[Collected data entries]
§ §

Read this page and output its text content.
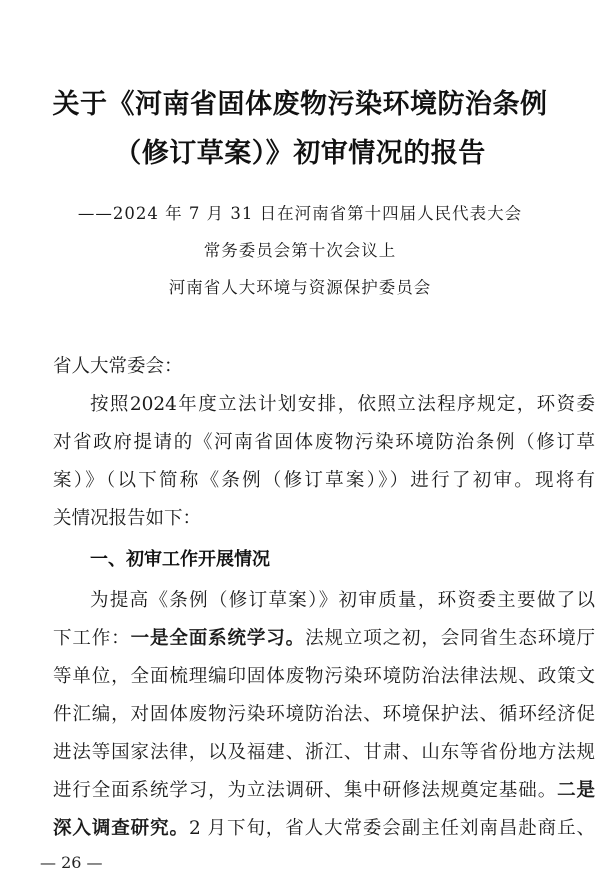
关于《河南省固体废物污染环境防治条例
（修订草案）》初审情况的报告
——2024 年 7 月 31 日在河南省第十四届人民代表大会
常务委员会第十次会议上
河南省人大环境与资源保护委员会
省人大常委会：
按照2024年度立法计划安排，依照立法程序规定，环资委
对省政府提请的《河南省固体废物污染环境防治条例（修订草
案）》（以下简称《条例（修订草案）》）进行了初审。现将有
关情况报告如下：
一、初审工作开展情况
为提高《条例（修订草案）》初审质量，环资委主要做了以
下工作：一是全面系统学习。法规立项之初，会同省生态环境厅
等单位，全面梳理编印固体废物污染环境防治法律法规、政策文
件汇编，对固体废物污染环境防治法、环境保护法、循环经济促
进法等国家法律，以及福建、浙江、甘肃、山东等省份地方法规
进行全面系统学习，为立法调研、集中研修法规奠定基础。二是
深入调查研究。2 月下旬，省人大常委会副主任刘南昌赴商丘、
— 26 —
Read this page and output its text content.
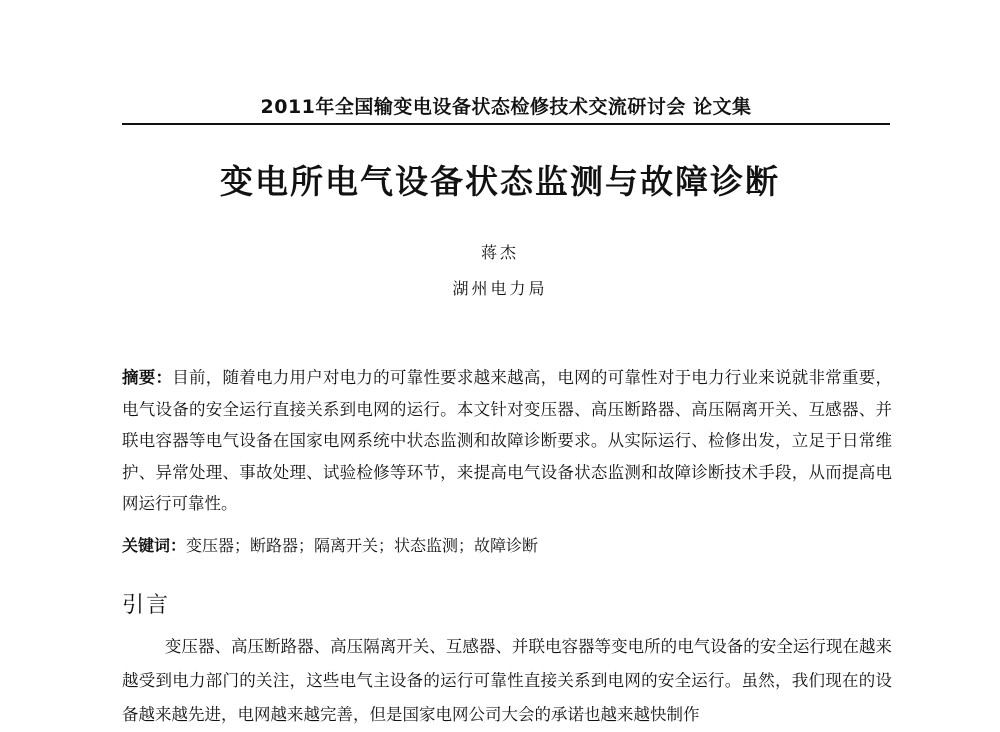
2011年全国输变电设备状态检修技术交流研讨会 论文集
变电所电气设备状态监测与故障诊断
蒋杰
湖州电力局

摘要：目前，随着电力用户对电力的可靠性要求越来越高，电网的可靠性对于电力行业来说就非常重要，电气设备的安全运行直接关系到电网的运行。本文针对变压器、高压断路器、高压隔离开关、互感器、并联电容器等电气设备在国家电网系统中状态监测和故障诊断要求。从实际运行、检修出发，立足于日常维护、异常处理、事故处理、试验检修等环节，来提高电气设备状态监测和故障诊断技术手段，从而提高电网运行可靠性。

关键词：变压器；断路器；隔离开关；状态监测；故障诊断

引言

变压器、高压断路器、高压隔离开关、互感器、并联电容器等变电所的电气设备的安全运行现在越来越受到电力部门的关注，这些电气主设备的运行可靠性直接关系到电网的安全运行。虽然，我们现在的设备越来越先进，电网越来越完善，但是国家电网公司大会的承诺也越来越快制作
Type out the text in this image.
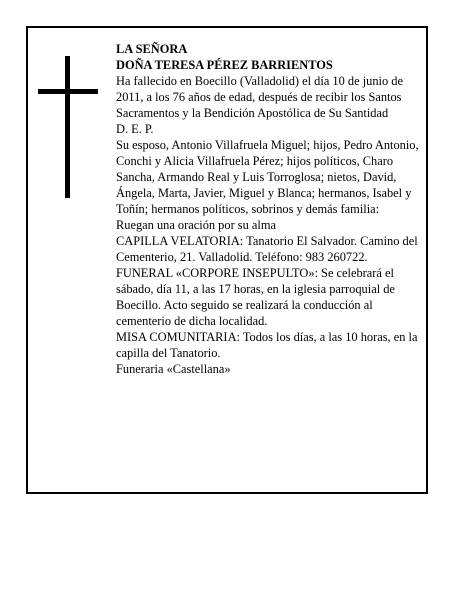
LA SEÑORA

DOÑA TERESA PÉREZ BARRIENTOS

Ha fallecido en Boecillo (Valladolid) el día 10 de junio de 2011, a los 76 años de edad, después de recibir los Santos Sacramentos y la Bendición Apostólica de Su Santidad

D. E. P.

Su esposo, Antonio Villafruela Miguel; hijos, Pedro Antonio, Conchi y Alicia Villafruela Pérez; hijos políticos, Charo Sancha, Armando Real y Luis Torroglosa; nietos, David, Ángela, Marta, Javier, Miguel y Blanca; hermanos, Isabel y Toñín; hermanos políticos, sobrinos y demás familia:

Ruegan una oración por su alma

CAPILLA VELATORIA: Tanatorio El Salvador. Camino del Cementerio, 21. Valladolid. Teléfono: 983 260722.

FUNERAL «CORPORE INSEPULTO»: Se celebrará el sábado, día 11, a las 17 horas, en la iglesia parroquial de Boecillo. Acto seguido se realizará la conducción al cementerio de dicha localidad.

MISA COMUNITARIA: Todos los días, a las 10 horas, en la capilla del Tanatorio.

Funeraria «Castellana»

§ §

Task requirements: Return every line containing "Valladolid".

Solution for this exercise:
Ha fallecido en Boecillo (Valladolid) el día 10 de junio de 2011, a los 76 años de edad, después de recibir los Santos Sacramentos y la Bendición Apostólica de Su Santidad
CAPILLA VELATORIA: Tanatorio El Salvador. Camino del Cementerio, 21. Valladolid. Teléfono: 983 260722.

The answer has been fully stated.